* Dataset records
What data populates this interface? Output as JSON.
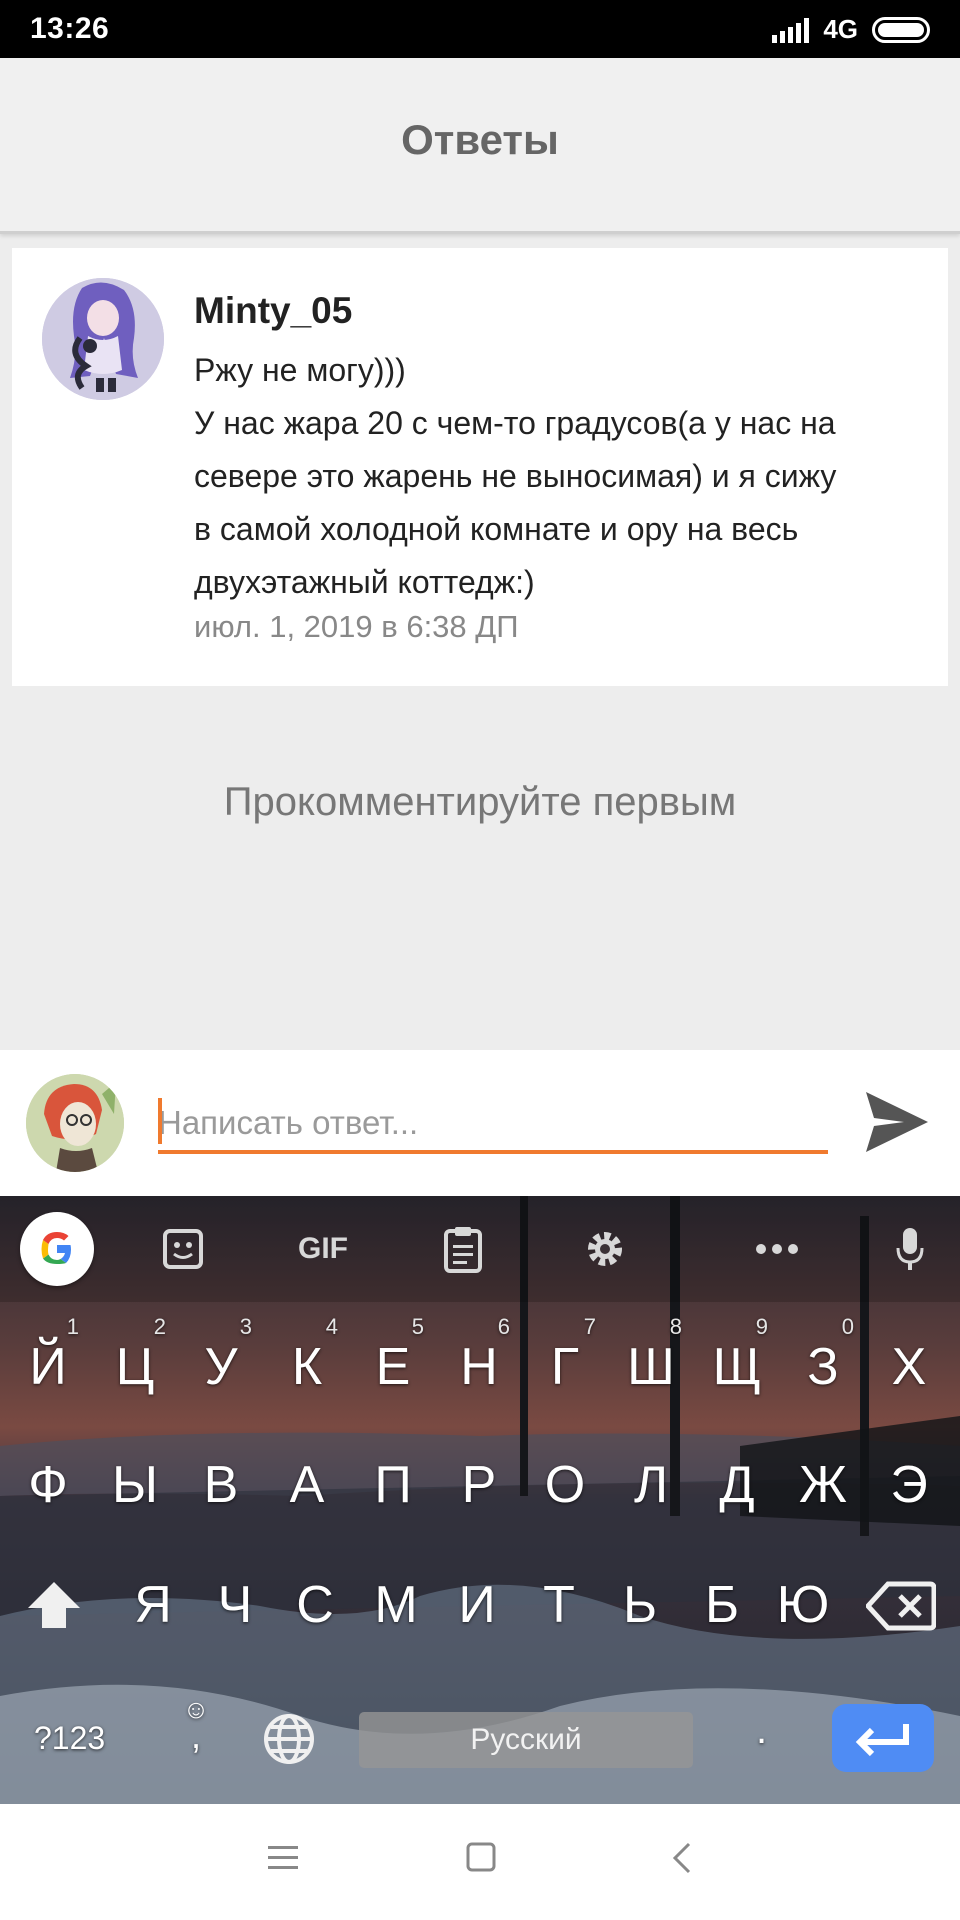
{
  "status_bar": {
    "time": "13:26",
    "network": "4G"
  },
  "header": {
    "title": "Ответы"
  },
  "comment": {
    "author": "Minty_05",
    "lines": [
      "Ржу не могу)))",
      "У нас жара 20 с чем-то градусов(а у нас на",
      "севере это жарень не выносимая) и я сижу",
      "в самой холодной комнате и ору на весь",
      "двухэтажный коттедж:)"
    ],
    "timestamp": "июл. 1, 2019 в 6:38 ДП"
  },
  "empty_hint": "Прокомментируйте первым",
  "reply": {
    "placeholder": "Написать ответ..."
  },
  "keyboard": {
    "toolbar": {
      "gif_label": "GIF"
    },
    "row1": [
      {
        "k": "Й",
        "n": "1"
      },
      {
        "k": "Ц",
        "n": "2"
      },
      {
        "k": "У",
        "n": "3"
      },
      {
        "k": "К",
        "n": "4"
      },
      {
        "k": "Е",
        "n": "5"
      },
      {
        "k": "Н",
        "n": "6"
      },
      {
        "k": "Г",
        "n": "7"
      },
      {
        "k": "Ш",
        "n": "8"
      },
      {
        "k": "Щ",
        "n": "9"
      },
      {
        "k": "З",
        "n": "0"
      },
      {
        "k": "Х",
        "n": ""
      }
    ],
    "row2": [
      "Ф",
      "Ы",
      "В",
      "А",
      "П",
      "Р",
      "О",
      "Л",
      "Д",
      "Ж",
      "Э"
    ],
    "row3": [
      "Я",
      "Ч",
      "С",
      "М",
      "И",
      "Т",
      "Ь",
      "Б",
      "Ю"
    ],
    "symbols_label": "?123",
    "comma_label": ",",
    "space_label": "Русский",
    "period_label": "."
  }
}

* Goal
Repeat the data exactly, excluding the pictures.

* Task answer
What data populates this interface? Output as JSON.
{
  "status_bar": {
    "time": "13:26",
    "network": "4G"
  },
  "header": {
    "title": "Ответы"
  },
  "comment": {
    "author": "Minty_05",
    "lines": [
      "Ржу не могу)))",
      "У нас жара 20 с чем-то градусов(а у нас на",
      "севере это жарень не выносимая) и я сижу",
      "в самой холодной комнате и ору на весь",
      "двухэтажный коттедж:)"
    ],
    "timestamp": "июл. 1, 2019 в 6:38 ДП"
  },
  "empty_hint": "Прокомментируйте первым",
  "reply": {
    "placeholder": "Написать ответ..."
  },
  "keyboard": {
    "toolbar": {
      "gif_label": "GIF"
    },
    "row1": [
      {
        "k": "Й",
        "n": "1"
      },
      {
        "k": "Ц",
        "n": "2"
      },
      {
        "k": "У",
        "n": "3"
      },
      {
        "k": "К",
        "n": "4"
      },
      {
        "k": "Е",
        "n": "5"
      },
      {
        "k": "Н",
        "n": "6"
      },
      {
        "k": "Г",
        "n": "7"
      },
      {
        "k": "Ш",
        "n": "8"
      },
      {
        "k": "Щ",
        "n": "9"
      },
      {
        "k": "З",
        "n": "0"
      },
      {
        "k": "Х",
        "n": ""
      }
    ],
    "row2": [
      "Ф",
      "Ы",
      "В",
      "А",
      "П",
      "Р",
      "О",
      "Л",
      "Д",
      "Ж",
      "Э"
    ],
    "row3": [
      "Я",
      "Ч",
      "С",
      "М",
      "И",
      "Т",
      "Ь",
      "Б",
      "Ю"
    ],
    "symbols_label": "?123",
    "comma_label": ",",
    "space_label": "Русский",
    "period_label": "."
  }
}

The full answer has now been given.